Report how many lines of the following entries include the string "days"; respond with the number alone.

● WORKING DATA

-=-=-=-=-

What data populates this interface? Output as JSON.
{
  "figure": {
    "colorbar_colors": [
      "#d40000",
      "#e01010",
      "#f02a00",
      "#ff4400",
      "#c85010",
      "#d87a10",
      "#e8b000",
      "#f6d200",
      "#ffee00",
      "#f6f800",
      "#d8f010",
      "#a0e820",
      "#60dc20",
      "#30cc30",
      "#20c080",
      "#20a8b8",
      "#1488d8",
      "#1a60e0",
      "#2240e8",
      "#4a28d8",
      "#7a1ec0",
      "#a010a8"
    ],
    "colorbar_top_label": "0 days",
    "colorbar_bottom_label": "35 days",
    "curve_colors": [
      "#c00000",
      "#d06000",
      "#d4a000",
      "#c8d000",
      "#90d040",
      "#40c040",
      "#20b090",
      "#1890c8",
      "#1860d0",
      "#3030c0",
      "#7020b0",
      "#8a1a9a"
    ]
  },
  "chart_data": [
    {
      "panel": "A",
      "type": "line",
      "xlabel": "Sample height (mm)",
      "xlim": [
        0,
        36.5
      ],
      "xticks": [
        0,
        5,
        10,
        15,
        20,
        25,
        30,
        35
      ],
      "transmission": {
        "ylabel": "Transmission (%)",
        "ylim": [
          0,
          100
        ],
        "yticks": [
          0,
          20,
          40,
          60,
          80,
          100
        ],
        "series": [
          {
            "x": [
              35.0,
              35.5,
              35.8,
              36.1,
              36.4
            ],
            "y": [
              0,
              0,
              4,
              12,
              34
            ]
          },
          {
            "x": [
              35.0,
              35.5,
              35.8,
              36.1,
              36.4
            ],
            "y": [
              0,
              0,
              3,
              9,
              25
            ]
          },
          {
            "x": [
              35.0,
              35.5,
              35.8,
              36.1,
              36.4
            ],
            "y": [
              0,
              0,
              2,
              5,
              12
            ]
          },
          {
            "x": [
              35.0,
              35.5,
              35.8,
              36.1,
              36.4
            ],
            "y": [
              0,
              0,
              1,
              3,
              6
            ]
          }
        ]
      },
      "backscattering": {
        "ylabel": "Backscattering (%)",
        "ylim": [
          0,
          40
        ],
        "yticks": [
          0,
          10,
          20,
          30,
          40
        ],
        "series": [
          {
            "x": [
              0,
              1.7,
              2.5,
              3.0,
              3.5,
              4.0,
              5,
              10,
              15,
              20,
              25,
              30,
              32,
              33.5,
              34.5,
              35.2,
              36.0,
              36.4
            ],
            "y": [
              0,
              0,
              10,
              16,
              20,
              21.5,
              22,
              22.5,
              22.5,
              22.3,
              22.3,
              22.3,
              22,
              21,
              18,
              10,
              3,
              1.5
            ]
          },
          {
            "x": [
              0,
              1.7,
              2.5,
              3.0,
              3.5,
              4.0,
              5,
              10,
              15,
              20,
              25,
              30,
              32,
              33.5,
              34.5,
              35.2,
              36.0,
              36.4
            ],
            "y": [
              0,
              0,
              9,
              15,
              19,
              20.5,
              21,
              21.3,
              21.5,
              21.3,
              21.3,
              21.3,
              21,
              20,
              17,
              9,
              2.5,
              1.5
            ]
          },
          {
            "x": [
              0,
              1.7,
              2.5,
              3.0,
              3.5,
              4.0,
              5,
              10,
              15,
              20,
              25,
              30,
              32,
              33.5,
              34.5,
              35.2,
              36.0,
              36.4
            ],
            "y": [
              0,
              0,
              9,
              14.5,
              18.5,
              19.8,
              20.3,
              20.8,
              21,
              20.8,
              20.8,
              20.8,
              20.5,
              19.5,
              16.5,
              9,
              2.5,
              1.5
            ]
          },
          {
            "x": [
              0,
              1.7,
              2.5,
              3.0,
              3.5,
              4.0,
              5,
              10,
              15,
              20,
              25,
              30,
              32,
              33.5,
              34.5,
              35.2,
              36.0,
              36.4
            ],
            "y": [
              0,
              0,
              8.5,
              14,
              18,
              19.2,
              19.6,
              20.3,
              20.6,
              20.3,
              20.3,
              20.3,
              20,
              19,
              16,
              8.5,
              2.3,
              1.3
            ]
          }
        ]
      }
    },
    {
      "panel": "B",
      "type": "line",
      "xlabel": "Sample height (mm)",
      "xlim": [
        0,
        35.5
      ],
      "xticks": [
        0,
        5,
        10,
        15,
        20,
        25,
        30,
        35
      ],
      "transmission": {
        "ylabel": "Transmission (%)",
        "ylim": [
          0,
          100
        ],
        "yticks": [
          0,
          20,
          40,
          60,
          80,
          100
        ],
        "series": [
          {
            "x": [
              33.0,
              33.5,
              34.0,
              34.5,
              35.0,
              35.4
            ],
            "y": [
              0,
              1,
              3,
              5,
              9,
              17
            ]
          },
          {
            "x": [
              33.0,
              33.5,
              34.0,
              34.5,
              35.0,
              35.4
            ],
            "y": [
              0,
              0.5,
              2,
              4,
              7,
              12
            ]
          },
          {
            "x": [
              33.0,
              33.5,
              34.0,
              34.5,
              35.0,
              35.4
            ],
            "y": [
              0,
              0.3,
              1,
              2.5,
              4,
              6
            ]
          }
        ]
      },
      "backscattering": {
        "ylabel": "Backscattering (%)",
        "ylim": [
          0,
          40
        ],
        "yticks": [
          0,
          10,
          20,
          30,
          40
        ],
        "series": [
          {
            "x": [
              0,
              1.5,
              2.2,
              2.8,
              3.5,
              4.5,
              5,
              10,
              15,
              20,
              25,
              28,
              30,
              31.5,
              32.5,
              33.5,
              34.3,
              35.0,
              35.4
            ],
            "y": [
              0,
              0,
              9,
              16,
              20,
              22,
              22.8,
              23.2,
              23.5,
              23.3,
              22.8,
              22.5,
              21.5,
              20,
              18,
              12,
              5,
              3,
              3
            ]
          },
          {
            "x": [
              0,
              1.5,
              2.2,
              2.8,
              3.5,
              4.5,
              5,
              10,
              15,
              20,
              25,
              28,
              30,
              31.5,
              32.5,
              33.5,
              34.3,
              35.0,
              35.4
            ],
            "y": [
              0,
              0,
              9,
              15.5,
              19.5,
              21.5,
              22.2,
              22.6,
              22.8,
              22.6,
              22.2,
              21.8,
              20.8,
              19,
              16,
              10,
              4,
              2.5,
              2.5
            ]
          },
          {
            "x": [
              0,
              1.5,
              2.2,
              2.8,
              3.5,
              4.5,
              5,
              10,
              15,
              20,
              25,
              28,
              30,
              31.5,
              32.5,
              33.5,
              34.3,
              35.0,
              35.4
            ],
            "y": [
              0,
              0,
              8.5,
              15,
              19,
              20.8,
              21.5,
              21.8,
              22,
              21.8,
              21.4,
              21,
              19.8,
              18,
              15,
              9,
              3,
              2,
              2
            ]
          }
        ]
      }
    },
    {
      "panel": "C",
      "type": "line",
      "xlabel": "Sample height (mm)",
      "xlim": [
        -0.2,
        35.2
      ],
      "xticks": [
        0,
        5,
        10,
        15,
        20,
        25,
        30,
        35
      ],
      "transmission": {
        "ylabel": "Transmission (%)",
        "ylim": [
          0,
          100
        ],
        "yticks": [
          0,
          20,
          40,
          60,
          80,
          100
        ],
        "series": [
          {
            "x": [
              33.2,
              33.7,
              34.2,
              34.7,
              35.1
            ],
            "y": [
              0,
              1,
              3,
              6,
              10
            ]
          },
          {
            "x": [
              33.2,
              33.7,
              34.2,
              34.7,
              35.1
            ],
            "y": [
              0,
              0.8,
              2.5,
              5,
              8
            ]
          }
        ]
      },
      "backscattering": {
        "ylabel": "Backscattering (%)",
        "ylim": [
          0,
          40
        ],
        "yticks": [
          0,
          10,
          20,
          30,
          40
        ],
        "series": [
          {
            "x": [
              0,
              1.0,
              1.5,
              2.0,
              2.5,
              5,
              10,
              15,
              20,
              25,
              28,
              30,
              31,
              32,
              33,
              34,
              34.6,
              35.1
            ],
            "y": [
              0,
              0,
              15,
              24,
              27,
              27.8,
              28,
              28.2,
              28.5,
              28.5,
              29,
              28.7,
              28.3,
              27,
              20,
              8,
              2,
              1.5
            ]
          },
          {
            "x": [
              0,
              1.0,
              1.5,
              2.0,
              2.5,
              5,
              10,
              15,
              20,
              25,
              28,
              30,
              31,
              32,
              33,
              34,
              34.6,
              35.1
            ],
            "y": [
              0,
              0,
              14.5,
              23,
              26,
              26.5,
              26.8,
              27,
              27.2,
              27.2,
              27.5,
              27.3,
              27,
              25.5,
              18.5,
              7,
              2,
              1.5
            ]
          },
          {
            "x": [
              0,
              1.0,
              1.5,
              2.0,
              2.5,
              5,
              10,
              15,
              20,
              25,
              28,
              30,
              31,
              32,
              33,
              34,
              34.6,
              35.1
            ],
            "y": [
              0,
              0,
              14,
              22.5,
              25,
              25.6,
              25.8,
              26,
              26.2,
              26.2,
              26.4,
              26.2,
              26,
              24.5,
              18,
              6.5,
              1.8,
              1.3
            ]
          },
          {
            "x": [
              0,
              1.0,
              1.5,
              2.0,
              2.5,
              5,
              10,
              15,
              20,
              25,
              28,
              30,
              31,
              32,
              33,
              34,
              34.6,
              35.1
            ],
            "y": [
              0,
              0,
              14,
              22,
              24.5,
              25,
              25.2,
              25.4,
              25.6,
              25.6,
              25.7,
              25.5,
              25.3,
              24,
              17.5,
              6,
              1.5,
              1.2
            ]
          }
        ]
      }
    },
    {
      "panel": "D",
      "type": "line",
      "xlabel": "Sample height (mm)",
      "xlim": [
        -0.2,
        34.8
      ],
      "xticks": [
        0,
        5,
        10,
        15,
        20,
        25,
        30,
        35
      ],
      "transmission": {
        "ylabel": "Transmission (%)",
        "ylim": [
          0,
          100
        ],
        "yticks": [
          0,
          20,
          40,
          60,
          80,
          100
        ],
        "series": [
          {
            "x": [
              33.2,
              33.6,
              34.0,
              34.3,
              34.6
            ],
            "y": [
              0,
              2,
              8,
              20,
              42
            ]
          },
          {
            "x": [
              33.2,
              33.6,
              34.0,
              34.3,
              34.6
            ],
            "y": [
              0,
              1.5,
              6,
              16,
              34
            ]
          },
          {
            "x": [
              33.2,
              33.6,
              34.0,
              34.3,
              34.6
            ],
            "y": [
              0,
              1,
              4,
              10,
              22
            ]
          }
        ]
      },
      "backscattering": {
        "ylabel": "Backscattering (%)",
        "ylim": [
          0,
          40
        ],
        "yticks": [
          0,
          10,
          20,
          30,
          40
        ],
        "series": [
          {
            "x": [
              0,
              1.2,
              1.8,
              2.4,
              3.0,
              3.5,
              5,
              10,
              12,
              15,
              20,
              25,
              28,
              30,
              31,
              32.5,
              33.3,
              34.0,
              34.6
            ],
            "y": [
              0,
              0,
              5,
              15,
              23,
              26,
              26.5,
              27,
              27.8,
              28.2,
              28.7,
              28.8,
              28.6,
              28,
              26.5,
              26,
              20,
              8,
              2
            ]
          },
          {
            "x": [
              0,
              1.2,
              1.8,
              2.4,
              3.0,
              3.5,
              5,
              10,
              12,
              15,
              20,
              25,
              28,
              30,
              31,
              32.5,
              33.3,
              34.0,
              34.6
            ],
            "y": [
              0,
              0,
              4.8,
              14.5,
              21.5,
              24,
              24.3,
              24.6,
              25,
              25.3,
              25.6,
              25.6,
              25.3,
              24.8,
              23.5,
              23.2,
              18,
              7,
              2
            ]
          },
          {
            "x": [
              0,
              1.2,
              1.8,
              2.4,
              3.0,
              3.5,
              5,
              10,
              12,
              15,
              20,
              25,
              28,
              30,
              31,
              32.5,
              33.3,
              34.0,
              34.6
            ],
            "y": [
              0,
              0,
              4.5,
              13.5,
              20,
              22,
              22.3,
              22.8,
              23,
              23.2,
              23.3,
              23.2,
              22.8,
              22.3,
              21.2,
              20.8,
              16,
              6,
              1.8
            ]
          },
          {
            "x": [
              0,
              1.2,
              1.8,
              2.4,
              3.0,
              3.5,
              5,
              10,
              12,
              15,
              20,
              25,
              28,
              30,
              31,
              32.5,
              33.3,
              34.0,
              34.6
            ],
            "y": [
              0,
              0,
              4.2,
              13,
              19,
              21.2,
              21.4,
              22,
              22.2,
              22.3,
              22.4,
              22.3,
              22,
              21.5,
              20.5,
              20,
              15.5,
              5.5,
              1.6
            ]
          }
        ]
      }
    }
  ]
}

-=-=-=-=-

● RESPONSE TO THE EXERCISE
2